> _Records from a collection_:

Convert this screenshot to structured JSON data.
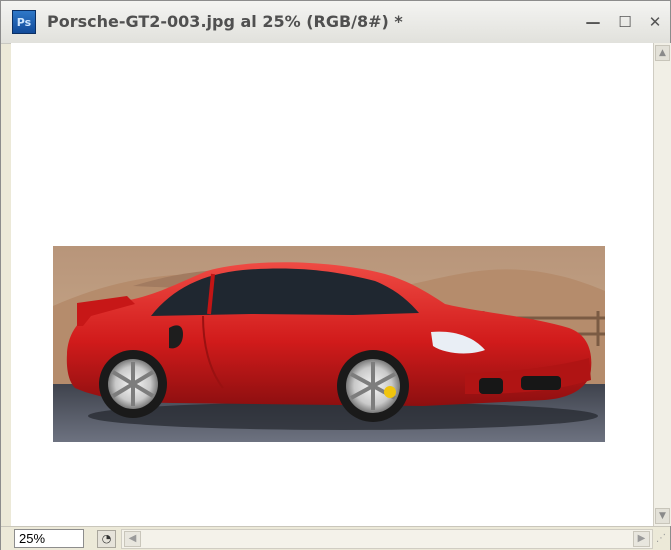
{
  "window": {
    "app_icon_label": "Ps",
    "title": "Porsche-GT2-003.jpg al 25% (RGB/8#) *",
    "controls": {
      "minimize": "—",
      "maximize": "☐",
      "close": "✕"
    }
  },
  "status": {
    "zoom": "25%"
  },
  "icons": {
    "app": "photoshop-icon",
    "minimize": "minimize-icon",
    "maximize": "maximize-icon",
    "close": "close-icon",
    "scroll_up": "chevron-up-icon",
    "scroll_down": "chevron-down-icon",
    "scroll_left": "chevron-left-icon",
    "scroll_right": "chevron-right-icon",
    "status": "document-status-icon",
    "grip": "resize-grip-icon"
  },
  "colors": {
    "car": "#d81e1e",
    "background": "#ffffff"
  }
}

> _TASK DESCRIPTION_:
Repeat the records above exactly, omitting every picture.

> _RESPONSE FOR THIS EXERCISE_:
Convert this screenshot to structured JSON data.
{
  "window": {
    "app_icon_label": "Ps",
    "title": "Porsche-GT2-003.jpg al 25% (RGB/8#) *",
    "controls": {
      "minimize": "—",
      "maximize": "☐",
      "close": "✕"
    }
  },
  "status": {
    "zoom": "25%"
  },
  "icons": {
    "app": "photoshop-icon",
    "minimize": "minimize-icon",
    "maximize": "maximize-icon",
    "close": "close-icon",
    "scroll_up": "chevron-up-icon",
    "scroll_down": "chevron-down-icon",
    "scroll_left": "chevron-left-icon",
    "scroll_right": "chevron-right-icon",
    "status": "document-status-icon",
    "grip": "resize-grip-icon"
  },
  "colors": {
    "car": "#d81e1e",
    "background": "#ffffff"
  }
}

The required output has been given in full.